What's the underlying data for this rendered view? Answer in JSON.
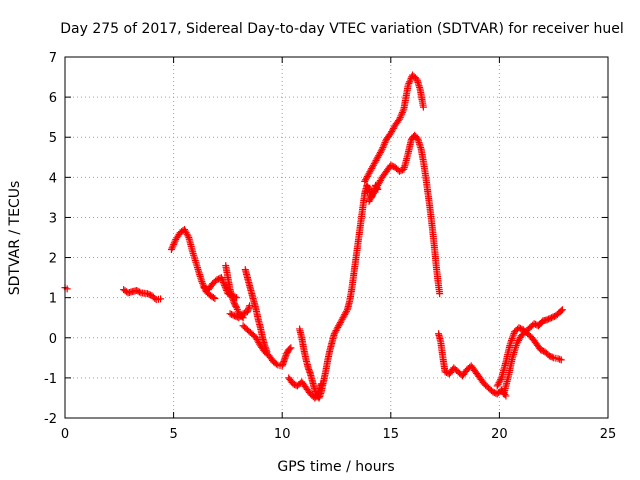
{
  "chart_data": {
    "type": "scatter",
    "title": "Day 275 of 2017, Sidereal Day-to-day VTEC variation (SDTVAR) for receiver huel",
    "xlabel": "GPS time / hours",
    "ylabel": "SDTVAR / TECUs",
    "xlim": [
      0,
      25
    ],
    "ylim": [
      -2,
      7
    ],
    "x_ticks": [
      "0",
      "5",
      "10",
      "15",
      "20",
      "25"
    ],
    "y_ticks": [
      "-2",
      "-1",
      "0",
      "1",
      "2",
      "3",
      "4",
      "5",
      "6",
      "7"
    ],
    "grid": true,
    "marker": "+",
    "series": [
      {
        "name": "SDTVAR",
        "color": "#ff0000",
        "segments": [
          [
            [
              0.0,
              1.25
            ],
            [
              0.1,
              1.22
            ]
          ],
          [
            [
              2.7,
              1.2
            ],
            [
              2.9,
              1.12
            ],
            [
              3.1,
              1.15
            ],
            [
              3.3,
              1.18
            ],
            [
              3.5,
              1.12
            ],
            [
              3.8,
              1.1
            ],
            [
              4.0,
              1.05
            ],
            [
              4.2,
              0.95
            ],
            [
              4.4,
              0.97
            ]
          ],
          [
            [
              4.9,
              2.2
            ],
            [
              5.1,
              2.45
            ],
            [
              5.3,
              2.62
            ],
            [
              5.5,
              2.7
            ],
            [
              5.7,
              2.5
            ],
            [
              5.9,
              2.1
            ],
            [
              6.1,
              1.75
            ],
            [
              6.3,
              1.4
            ],
            [
              6.5,
              1.15
            ],
            [
              6.7,
              1.05
            ],
            [
              6.9,
              0.98
            ]
          ],
          [
            [
              6.4,
              1.25
            ],
            [
              6.6,
              1.2
            ],
            [
              6.8,
              1.35
            ],
            [
              7.0,
              1.45
            ],
            [
              7.2,
              1.5
            ],
            [
              7.35,
              1.3
            ],
            [
              7.5,
              1.1
            ],
            [
              7.7,
              1.05
            ],
            [
              7.9,
              1.0
            ]
          ],
          [
            [
              7.4,
              1.8
            ],
            [
              7.5,
              1.5
            ],
            [
              7.6,
              1.2
            ],
            [
              7.7,
              1.0
            ],
            [
              7.8,
              0.85
            ],
            [
              7.9,
              0.75
            ],
            [
              8.0,
              0.62
            ],
            [
              8.1,
              0.55
            ],
            [
              8.2,
              0.5
            ]
          ],
          [
            [
              7.6,
              0.6
            ],
            [
              7.8,
              0.55
            ],
            [
              8.0,
              0.5
            ],
            [
              8.2,
              0.6
            ],
            [
              8.4,
              0.65
            ],
            [
              8.5,
              0.8
            ]
          ],
          [
            [
              8.3,
              1.7
            ],
            [
              8.4,
              1.5
            ],
            [
              8.5,
              1.3
            ],
            [
              8.6,
              1.1
            ],
            [
              8.7,
              0.9
            ],
            [
              8.8,
              0.7
            ],
            [
              8.9,
              0.45
            ],
            [
              9.0,
              0.25
            ],
            [
              9.1,
              0.0
            ],
            [
              9.2,
              -0.2
            ],
            [
              9.3,
              -0.35
            ]
          ],
          [
            [
              8.2,
              0.3
            ],
            [
              8.4,
              0.2
            ],
            [
              8.6,
              0.1
            ],
            [
              8.8,
              0.0
            ],
            [
              9.0,
              -0.2
            ],
            [
              9.2,
              -0.35
            ],
            [
              9.4,
              -0.45
            ],
            [
              9.6,
              -0.6
            ],
            [
              9.8,
              -0.68
            ],
            [
              10.0,
              -0.7
            ],
            [
              10.1,
              -0.55
            ],
            [
              10.2,
              -0.4
            ],
            [
              10.3,
              -0.3
            ],
            [
              10.4,
              -0.25
            ]
          ],
          [
            [
              10.3,
              -1.0
            ],
            [
              10.5,
              -1.15
            ],
            [
              10.7,
              -1.2
            ],
            [
              10.9,
              -1.1
            ],
            [
              11.1,
              -1.25
            ],
            [
              11.3,
              -1.4
            ],
            [
              11.5,
              -1.5
            ],
            [
              11.6,
              -1.45
            ],
            [
              11.7,
              -1.3
            ],
            [
              11.8,
              -1.15
            ]
          ],
          [
            [
              10.8,
              0.22
            ],
            [
              10.9,
              0.0
            ],
            [
              11.0,
              -0.3
            ],
            [
              11.1,
              -0.55
            ],
            [
              11.2,
              -0.75
            ],
            [
              11.3,
              -0.9
            ],
            [
              11.4,
              -1.1
            ],
            [
              11.5,
              -1.3
            ],
            [
              11.6,
              -1.45
            ],
            [
              11.7,
              -1.5
            ],
            [
              11.8,
              -1.35
            ],
            [
              11.9,
              -1.1
            ],
            [
              12.0,
              -0.85
            ],
            [
              12.1,
              -0.55
            ],
            [
              12.2,
              -0.3
            ],
            [
              12.3,
              -0.1
            ],
            [
              12.4,
              0.1
            ],
            [
              12.6,
              0.3
            ],
            [
              12.8,
              0.5
            ],
            [
              13.0,
              0.7
            ],
            [
              13.1,
              0.9
            ],
            [
              13.2,
              1.2
            ],
            [
              13.3,
              1.6
            ],
            [
              13.4,
              2.0
            ],
            [
              13.5,
              2.4
            ],
            [
              13.6,
              2.8
            ],
            [
              13.7,
              3.2
            ],
            [
              13.8,
              3.6
            ],
            [
              13.9,
              3.8
            ],
            [
              14.0,
              3.7
            ],
            [
              14.1,
              3.5
            ],
            [
              14.2,
              3.6
            ],
            [
              14.3,
              3.8
            ],
            [
              14.4,
              3.7
            ]
          ],
          [
            [
              13.8,
              3.9
            ],
            [
              14.0,
              4.1
            ],
            [
              14.2,
              4.3
            ],
            [
              14.4,
              4.5
            ],
            [
              14.6,
              4.7
            ],
            [
              14.8,
              4.95
            ],
            [
              15.0,
              5.1
            ],
            [
              15.2,
              5.3
            ],
            [
              15.4,
              5.45
            ],
            [
              15.6,
              5.7
            ],
            [
              15.8,
              6.3
            ],
            [
              16.0,
              6.55
            ],
            [
              16.2,
              6.45
            ],
            [
              16.35,
              6.2
            ],
            [
              16.45,
              5.9
            ],
            [
              16.5,
              5.75
            ]
          ],
          [
            [
              14.0,
              3.4
            ],
            [
              14.2,
              3.6
            ],
            [
              14.4,
              3.8
            ],
            [
              14.6,
              4.0
            ],
            [
              14.8,
              4.15
            ],
            [
              15.0,
              4.3
            ],
            [
              15.2,
              4.25
            ],
            [
              15.4,
              4.15
            ],
            [
              15.6,
              4.2
            ],
            [
              15.8,
              4.6
            ],
            [
              15.95,
              4.95
            ],
            [
              16.1,
              5.05
            ],
            [
              16.25,
              4.95
            ],
            [
              16.4,
              4.7
            ],
            [
              16.5,
              4.4
            ],
            [
              16.6,
              4.05
            ],
            [
              16.7,
              3.65
            ],
            [
              16.8,
              3.25
            ],
            [
              16.9,
              2.8
            ],
            [
              17.0,
              2.3
            ],
            [
              17.1,
              1.75
            ],
            [
              17.2,
              1.3
            ],
            [
              17.25,
              1.1
            ]
          ],
          [
            [
              17.2,
              0.1
            ],
            [
              17.3,
              -0.1
            ],
            [
              17.4,
              -0.5
            ],
            [
              17.5,
              -0.85
            ],
            [
              17.7,
              -0.9
            ],
            [
              17.9,
              -0.75
            ],
            [
              18.1,
              -0.85
            ],
            [
              18.3,
              -0.95
            ],
            [
              18.5,
              -0.8
            ],
            [
              18.7,
              -0.7
            ],
            [
              18.9,
              -0.85
            ],
            [
              19.1,
              -1.0
            ],
            [
              19.3,
              -1.15
            ],
            [
              19.5,
              -1.25
            ],
            [
              19.7,
              -1.35
            ],
            [
              19.9,
              -1.4
            ],
            [
              20.1,
              -1.3
            ],
            [
              20.3,
              -1.45
            ]
          ],
          [
            [
              19.9,
              -1.2
            ],
            [
              20.1,
              -1.0
            ],
            [
              20.3,
              -0.6
            ],
            [
              20.5,
              -0.15
            ],
            [
              20.7,
              0.15
            ],
            [
              20.9,
              0.25
            ],
            [
              21.1,
              0.2
            ],
            [
              21.3,
              0.1
            ],
            [
              21.5,
              0.0
            ],
            [
              21.7,
              -0.15
            ],
            [
              21.9,
              -0.3
            ],
            [
              22.1,
              -0.35
            ],
            [
              22.3,
              -0.45
            ],
            [
              22.5,
              -0.5
            ],
            [
              22.7,
              -0.52
            ],
            [
              22.85,
              -0.55
            ]
          ],
          [
            [
              20.2,
              -1.4
            ],
            [
              20.4,
              -1.0
            ],
            [
              20.6,
              -0.5
            ],
            [
              20.8,
              -0.15
            ],
            [
              21.0,
              0.05
            ],
            [
              21.2,
              0.15
            ],
            [
              21.4,
              0.25
            ],
            [
              21.6,
              0.35
            ],
            [
              21.8,
              0.3
            ],
            [
              22.0,
              0.42
            ],
            [
              22.2,
              0.45
            ],
            [
              22.4,
              0.5
            ],
            [
              22.6,
              0.55
            ],
            [
              22.8,
              0.65
            ],
            [
              22.9,
              0.7
            ]
          ]
        ]
      }
    ]
  }
}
○ ○ ○ ○
*Written task*. Report how many lines of the listing hold the word "SDTVAR", with nothing but the number.

*Response to this exercise*. 3